**TASK ITEM A**
Write out the stretch of the Osage County investigation summary from "White’s team slips" through "the Osage tribe.".
**TASK ITEM B**
Decide whether each statement agrees with the Osage County investigation summary. Answer yes or no, and quote the deciding words. (i) Agent Wren posed as an insurance salesman. (ii) The undertaker kept Anna's skull after she was disinterred. (iii) The bullet that struck Anna left an exit wound.
**TASK ITEM C**
Extend the summary of White's Osage County investigation with the next part, starting after its final sentence.

**PASSAGE SHOWN**
White’s team slips into Osage County one by one—all undercover. The former sheriff and the former Ranger, acting as cattlemen, soon ingratiate themselves with William Hale, while another agent, under the guise of an insurance salesman, visits the houses of several suspects. Agent Wren, claiming to be a medicine man searching for long-lost relatives, attends tribal gatherings and makes inroads with members of the Osage tribe.
White and his team design to be as calculating and deliberate as the murderer himself as they infiltrate Osage County in search of the truth.
White is unsure of where to begin the investigation. Many records have mysteriously vanished, and virtually no evidence has been preserved from any of the crime scenes. The undertaker, however, saved Anna’s skull after she was disinterred, and allows White to examine it. He confirms that she was shot with a .32 or .38-caliber pistol, and that there was no exit wound. Because the bullet was never turned up during an autopsy—but should have been impossible to miss—White concludes that a conspirator on the scene, or even the killer himself, must have swiped it.

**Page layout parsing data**

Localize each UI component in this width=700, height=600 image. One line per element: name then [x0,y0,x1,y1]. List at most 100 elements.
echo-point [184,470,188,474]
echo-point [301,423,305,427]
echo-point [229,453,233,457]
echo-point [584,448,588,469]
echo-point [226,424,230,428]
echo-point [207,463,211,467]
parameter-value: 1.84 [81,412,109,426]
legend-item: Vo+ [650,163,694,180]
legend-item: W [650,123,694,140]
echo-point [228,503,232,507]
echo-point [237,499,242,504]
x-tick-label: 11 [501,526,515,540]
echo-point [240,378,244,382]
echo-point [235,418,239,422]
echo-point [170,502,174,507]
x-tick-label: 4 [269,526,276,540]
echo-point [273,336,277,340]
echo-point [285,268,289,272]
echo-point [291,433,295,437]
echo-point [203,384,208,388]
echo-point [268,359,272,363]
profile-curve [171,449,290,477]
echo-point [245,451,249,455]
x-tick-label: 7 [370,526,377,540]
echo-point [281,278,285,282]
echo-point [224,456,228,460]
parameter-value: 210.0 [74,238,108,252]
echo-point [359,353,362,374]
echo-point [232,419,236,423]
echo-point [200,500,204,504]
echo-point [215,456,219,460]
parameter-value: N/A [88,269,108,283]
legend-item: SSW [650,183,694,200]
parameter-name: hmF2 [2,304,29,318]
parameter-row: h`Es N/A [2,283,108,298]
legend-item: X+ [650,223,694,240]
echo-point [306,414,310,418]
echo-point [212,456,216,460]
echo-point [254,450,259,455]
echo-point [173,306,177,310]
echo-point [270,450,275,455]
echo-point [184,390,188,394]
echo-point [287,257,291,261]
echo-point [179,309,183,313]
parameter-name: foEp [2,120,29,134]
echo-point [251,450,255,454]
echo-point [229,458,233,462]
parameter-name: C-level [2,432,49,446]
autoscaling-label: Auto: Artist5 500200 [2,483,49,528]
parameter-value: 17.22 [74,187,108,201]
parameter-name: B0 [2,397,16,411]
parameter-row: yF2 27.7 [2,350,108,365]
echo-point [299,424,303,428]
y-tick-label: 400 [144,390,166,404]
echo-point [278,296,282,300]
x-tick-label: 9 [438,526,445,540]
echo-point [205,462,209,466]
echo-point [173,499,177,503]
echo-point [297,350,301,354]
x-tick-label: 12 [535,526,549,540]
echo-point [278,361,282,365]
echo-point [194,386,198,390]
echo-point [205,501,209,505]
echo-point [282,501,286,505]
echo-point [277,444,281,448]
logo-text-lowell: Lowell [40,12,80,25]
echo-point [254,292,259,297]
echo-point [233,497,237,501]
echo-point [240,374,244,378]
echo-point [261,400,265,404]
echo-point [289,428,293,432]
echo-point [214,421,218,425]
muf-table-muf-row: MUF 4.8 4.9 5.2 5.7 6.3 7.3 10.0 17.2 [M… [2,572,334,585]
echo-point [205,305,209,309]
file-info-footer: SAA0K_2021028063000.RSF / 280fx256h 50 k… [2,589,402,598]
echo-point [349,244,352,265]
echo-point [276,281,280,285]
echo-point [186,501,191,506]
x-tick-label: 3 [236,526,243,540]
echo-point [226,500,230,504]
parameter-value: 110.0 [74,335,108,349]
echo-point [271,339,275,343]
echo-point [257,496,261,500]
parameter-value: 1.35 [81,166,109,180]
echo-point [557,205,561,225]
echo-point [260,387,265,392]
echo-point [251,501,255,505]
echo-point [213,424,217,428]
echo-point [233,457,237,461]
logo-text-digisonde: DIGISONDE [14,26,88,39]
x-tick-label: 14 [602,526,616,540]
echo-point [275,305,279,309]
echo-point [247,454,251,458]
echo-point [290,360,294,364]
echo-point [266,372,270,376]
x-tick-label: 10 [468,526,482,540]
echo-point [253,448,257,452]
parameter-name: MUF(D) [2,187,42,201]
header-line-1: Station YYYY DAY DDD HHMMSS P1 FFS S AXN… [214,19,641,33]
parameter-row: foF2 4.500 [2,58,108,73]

**RESPONSE BOX A**
White’s team slips into Osage County one by one—all undercover. The former sheriff and the former Ranger, acting as cattlemen, soon ingratiate themselves with William Hale, while another agent, under the guise of an insurance salesman, visits the houses of several suspects. Agent Wren, claiming to be a medicine man searching for long-lost relatives, attends tribal gatherings and makes inroads with members of the Osage tribe.

**RESPONSE BOX B**
(i) No: "another agent, under the guise of an insurance salesman" and "Agent Wren, claiming to be a medicine man searching for long-lost relatives"
(ii) Yes: "The undertaker, however, saved Anna’s skull after she was disinterred"
(iii) No: "there was no exit wound"

**RESPONSE BOX C**
White is overwhelmed by the corruption and simple incompetency that have characterized the investigation thus far. Still, the evidence gleaned from Anna’s skull gives him a place to begin—even if that, too, is murky and shrouded in mishandling and mystery.
White questions David and James Shoun, who both insist that they searched diligently for the bullet. Because there were so many people present for the autopsy, including the local lawmen, the undertaker, and Mathis, it is impossible to say who among them altered the crime scene.
White knows that something went awry at the crime scene—but because so many people were present, he has his work cut out for him in determining who did what there, and why.
White begins the process of methodically corroborating each suspect’s alibi—David Grann quotes Sir Arthur Conan Doyle’s Sherlock Holmes, who famously stated, “When you have eliminated the impossible, whatever remains, however improbably, must be the truth.” White quickly rules out many suspects, including Anna’s ex-husband, Oda Brown, and Rose Osage. The woman to whom Rose allegedly confessed now comes forward to claim that a strange white man came to her house, wrote up a statement, and forced her to sign it. White realizes that the conspirators are not just erasing evidence but manufacturing it as well.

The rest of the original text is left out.